◆ **EXERCISE**:
Give the number of lines in the records below that include "jensen". Reply with that number alone.

◆ **EXTRACTED DATA**:
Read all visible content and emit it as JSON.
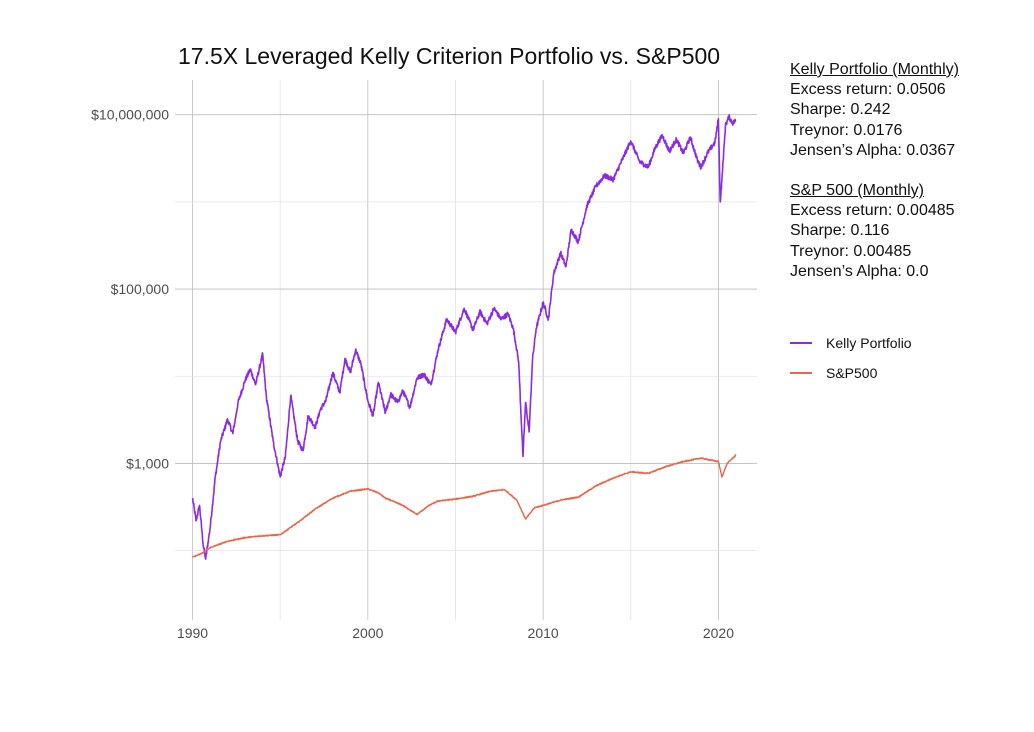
{
  "chart_data": {
    "type": "line",
    "title": "17.5X Leveraged Kelly Criterion Portfolio vs. S&P500",
    "xlabel": "",
    "ylabel": "",
    "x_scale": "time",
    "y_scale": "log10",
    "xlim": [
      1989.0,
      2022.2
    ],
    "ylim": [
      16,
      25000000
    ],
    "x_ticks": [
      1990,
      2000,
      2010,
      2020
    ],
    "x_tick_labels": [
      "1990",
      "2000",
      "2010",
      "2020"
    ],
    "y_ticks": [
      1000,
      100000,
      10000000
    ],
    "y_tick_labels": [
      "$1,000",
      "$100,000",
      "$10,000,000"
    ],
    "grid": true,
    "legend_position": "right",
    "series": [
      {
        "name": "Kelly Portfolio",
        "color": "#8A2BE2",
        "x": [
          1990.0,
          1990.2,
          1990.4,
          1990.6,
          1990.75,
          1991.0,
          1991.3,
          1991.6,
          1992.0,
          1992.3,
          1992.6,
          1993.0,
          1993.3,
          1993.6,
          1994.0,
          1994.2,
          1994.6,
          1995.0,
          1995.3,
          1995.6,
          1996.0,
          1996.3,
          1996.6,
          1997.0,
          1997.3,
          1997.6,
          1998.0,
          1998.4,
          1998.7,
          1999.0,
          1999.3,
          1999.6,
          2000.0,
          2000.3,
          2000.6,
          2001.0,
          2001.3,
          2001.7,
          2002.0,
          2002.4,
          2002.8,
          2003.2,
          2003.6,
          2004.0,
          2004.5,
          2005.0,
          2005.5,
          2006.0,
          2006.4,
          2006.8,
          2007.2,
          2007.6,
          2008.0,
          2008.3,
          2008.6,
          2008.85,
          2009.0,
          2009.2,
          2009.4,
          2009.6,
          2010.0,
          2010.3,
          2010.6,
          2011.0,
          2011.3,
          2011.6,
          2012.0,
          2012.5,
          2013.0,
          2013.5,
          2014.0,
          2014.5,
          2015.0,
          2015.5,
          2016.0,
          2016.4,
          2016.8,
          2017.2,
          2017.6,
          2018.0,
          2018.4,
          2018.8,
          2019.0,
          2019.4,
          2019.8,
          2020.0,
          2020.1,
          2020.2,
          2020.4,
          2020.6,
          2020.8,
          2021.0
        ],
        "y": [
          400,
          220,
          330,
          120,
          80,
          180,
          700,
          1800,
          3200,
          2200,
          5000,
          9000,
          12000,
          8000,
          18000,
          6000,
          1800,
          700,
          1200,
          6000,
          1800,
          1400,
          3500,
          2600,
          4200,
          5200,
          11000,
          6500,
          16000,
          11000,
          20000,
          14000,
          5200,
          3500,
          8500,
          3800,
          6200,
          5000,
          6800,
          4400,
          9500,
          10500,
          8000,
          20000,
          45000,
          32000,
          60000,
          34000,
          55000,
          40000,
          60000,
          45000,
          52000,
          35000,
          15000,
          1200,
          5000,
          2300,
          16000,
          35000,
          70000,
          45000,
          150000,
          260000,
          180000,
          480000,
          350000,
          900000,
          1500000,
          2000000,
          1800000,
          3000000,
          5000000,
          2900000,
          2500000,
          4200000,
          5800000,
          3800000,
          5200000,
          3600000,
          5500000,
          3000000,
          2500000,
          3700000,
          4800000,
          9000000,
          1000000,
          1800000,
          7500000,
          9500000,
          8000000,
          8600000
        ]
      },
      {
        "name": "S&P500",
        "color": "#E8664A",
        "x": [
          1990.0,
          1990.5,
          1991.0,
          1992.0,
          1993.0,
          1994.0,
          1995.0,
          1996.0,
          1997.0,
          1998.0,
          1999.0,
          2000.0,
          2000.6,
          2001.0,
          2002.0,
          2002.8,
          2003.5,
          2004.0,
          2005.0,
          2006.0,
          2007.0,
          2007.8,
          2008.5,
          2009.0,
          2009.5,
          2010.0,
          2011.0,
          2012.0,
          2013.0,
          2014.0,
          2015.0,
          2016.0,
          2017.0,
          2018.0,
          2019.0,
          2020.0,
          2020.2,
          2020.5,
          2021.0
        ],
        "y": [
          85,
          92,
          108,
          128,
          141,
          148,
          152,
          210,
          300,
          400,
          480,
          510,
          460,
          400,
          330,
          260,
          330,
          370,
          390,
          420,
          480,
          500,
          380,
          230,
          310,
          330,
          380,
          410,
          550,
          680,
          800,
          770,
          920,
          1050,
          1150,
          1050,
          700,
          1000,
          1250
        ]
      }
    ]
  },
  "stats": {
    "kelly": {
      "heading": "Kelly Portfolio (Monthly)",
      "excess_return": "Excess return: 0.0506",
      "sharpe": "Sharpe: 0.242",
      "treynor": "Treynor: 0.0176",
      "jensen": "Jensen’s Alpha: 0.0367"
    },
    "sp500": {
      "heading": "S&P 500 (Monthly)",
      "excess_return": "Excess return: 0.00485",
      "sharpe": "Sharpe: 0.116",
      "treynor": "Treynor: 0.00485",
      "jensen": "Jensen’s Alpha: 0.0"
    }
  },
  "legend": {
    "items": [
      {
        "label": "Kelly Portfolio",
        "color": "#8A2BE2"
      },
      {
        "label": "S&P500",
        "color": "#E8664A"
      }
    ]
  }
}
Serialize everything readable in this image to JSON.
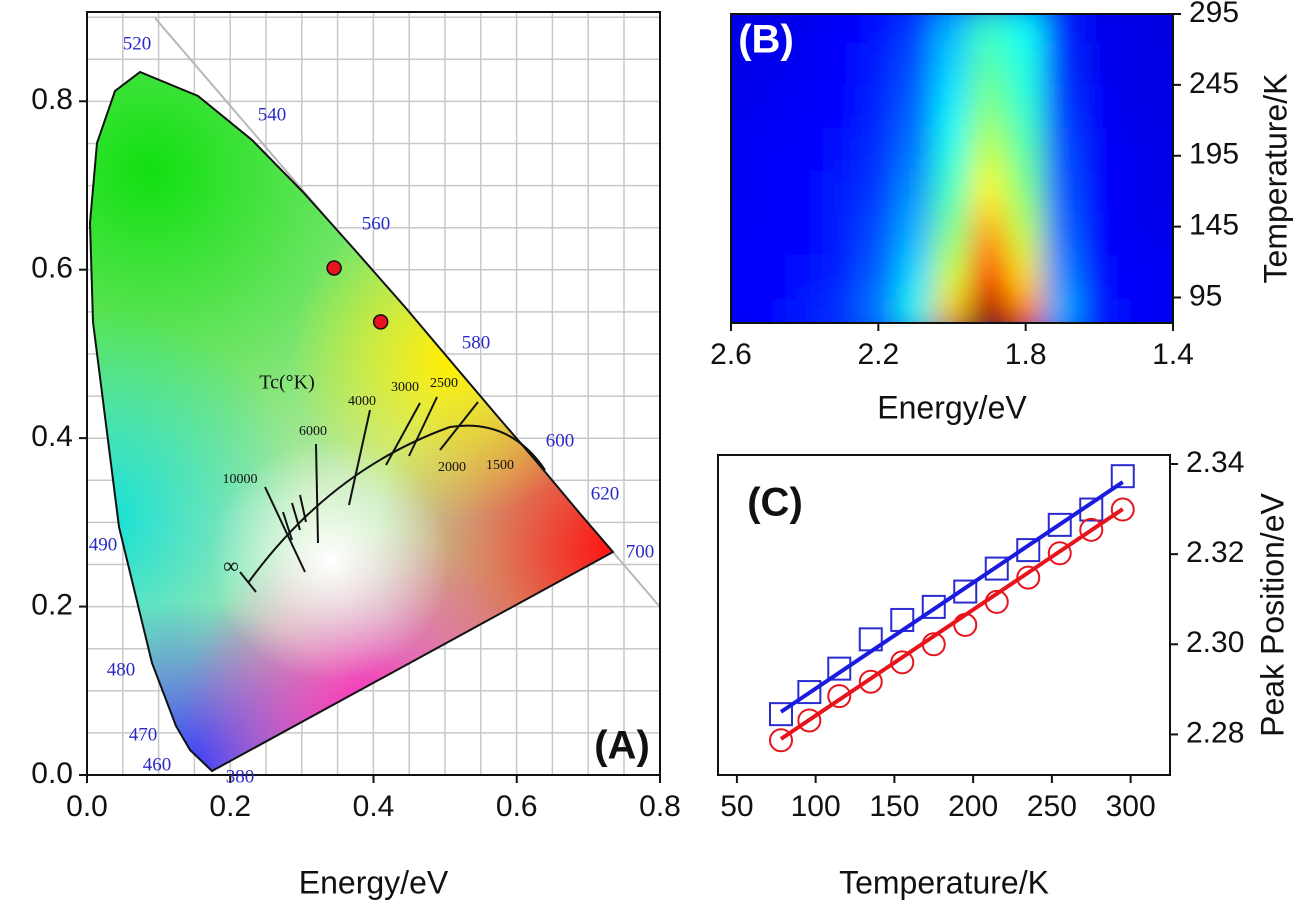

◆ **COMPLETE OUTPUT**:
2